[Stored entries]
* START *
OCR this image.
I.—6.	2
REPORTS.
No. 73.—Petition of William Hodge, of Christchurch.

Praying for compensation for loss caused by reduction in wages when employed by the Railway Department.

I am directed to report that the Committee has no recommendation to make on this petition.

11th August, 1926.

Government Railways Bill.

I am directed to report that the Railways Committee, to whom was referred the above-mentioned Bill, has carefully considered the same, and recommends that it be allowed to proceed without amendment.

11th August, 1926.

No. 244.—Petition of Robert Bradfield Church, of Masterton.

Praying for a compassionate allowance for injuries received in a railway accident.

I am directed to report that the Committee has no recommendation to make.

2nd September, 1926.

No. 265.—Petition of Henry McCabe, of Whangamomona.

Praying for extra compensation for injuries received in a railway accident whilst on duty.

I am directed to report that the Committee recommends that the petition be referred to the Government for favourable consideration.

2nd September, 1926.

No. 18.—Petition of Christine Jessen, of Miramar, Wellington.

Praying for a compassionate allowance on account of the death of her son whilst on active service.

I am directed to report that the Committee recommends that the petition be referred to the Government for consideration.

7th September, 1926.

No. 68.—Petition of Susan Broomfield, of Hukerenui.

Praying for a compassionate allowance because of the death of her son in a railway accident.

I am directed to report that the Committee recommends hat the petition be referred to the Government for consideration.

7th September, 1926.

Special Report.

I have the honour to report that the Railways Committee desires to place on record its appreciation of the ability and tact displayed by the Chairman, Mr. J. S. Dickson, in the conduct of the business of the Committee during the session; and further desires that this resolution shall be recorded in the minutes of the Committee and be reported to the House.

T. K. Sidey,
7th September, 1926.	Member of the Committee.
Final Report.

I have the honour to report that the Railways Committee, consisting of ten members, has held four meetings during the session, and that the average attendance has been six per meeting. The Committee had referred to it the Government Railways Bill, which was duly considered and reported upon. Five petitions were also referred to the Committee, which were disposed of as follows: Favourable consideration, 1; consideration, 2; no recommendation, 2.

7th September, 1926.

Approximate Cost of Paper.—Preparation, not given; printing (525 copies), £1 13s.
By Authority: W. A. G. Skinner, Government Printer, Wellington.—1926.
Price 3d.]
* END *
Reproduce the data in full, exactly as presented.

OCR this image.
I.—6.	2
REPORTS.
No. 73.—Petition of William Hodge, of Christchurch.

Praying for compensation for loss caused by reduction in wages when employed by the Railway Department.

I am directed to report that the Committee has no recommendation to make on this petition.

11th August, 1926.

Government Railways Bill.

I am directed to report that the Railways Committee, to whom was referred the above-mentioned Bill, has carefully considered the same, and recommends that it be allowed to proceed without amendment.

11th August, 1926.

No. 244.—Petition of Robert Bradfield Church, of Masterton.

Praying for a compassionate allowance for injuries received in a railway accident.

I am directed to report that the Committee has no recommendation to make.

2nd September, 1926.

No. 265.—Petition of Henry McCabe, of Whangamomona.

Praying for extra compensation for injuries received in a railway accident whilst on duty.

I am directed to report that the Committee recommends that the petition be referred to the Government for favourable consideration.

2nd September, 1926.

No. 18.—Petition of Christine Jessen, of Miramar, Wellington.

Praying for a compassionate allowance on account of the death of her son whilst on active service.

I am directed to report that the Committee recommends that the petition be referred to the Government for consideration.

7th September, 1926.

No. 68.—Petition of Susan Broomfield, of Hukerenui.

Praying for a compassionate allowance because of the death of her son in a railway accident.

I am directed to report that the Committee recommends hat the petition be referred to the Government for consideration.

7th September, 1926.

Special Report.

I have the honour to report that the Railways Committee desires to place on record its appreciation of the ability and tact displayed by the Chairman, Mr. J. S. Dickson, in the conduct of the business of the Committee during the session; and further desires that this resolution shall be recorded in the minutes of the Committee and be reported to the House.

T. K. Sidey,
7th September, 1926.	Member of the Committee.
Final Report.

I have the honour to report that the Railways Committee, consisting of ten members, has held four meetings during the session, and that the average attendance has been six per meeting. The Committee had referred to it the Government Railways Bill, which was duly considered and reported upon. Five petitions were also referred to the Committee, which were disposed of as follows: Favourable consideration, 1; consideration, 2; no recommendation, 2.

7th September, 1926.

Approximate Cost of Paper.—Preparation, not given; printing (525 copies), £1 13s.
By Authority: W. A. G. Skinner, Government Printer, Wellington.—1926.
Price 3d.]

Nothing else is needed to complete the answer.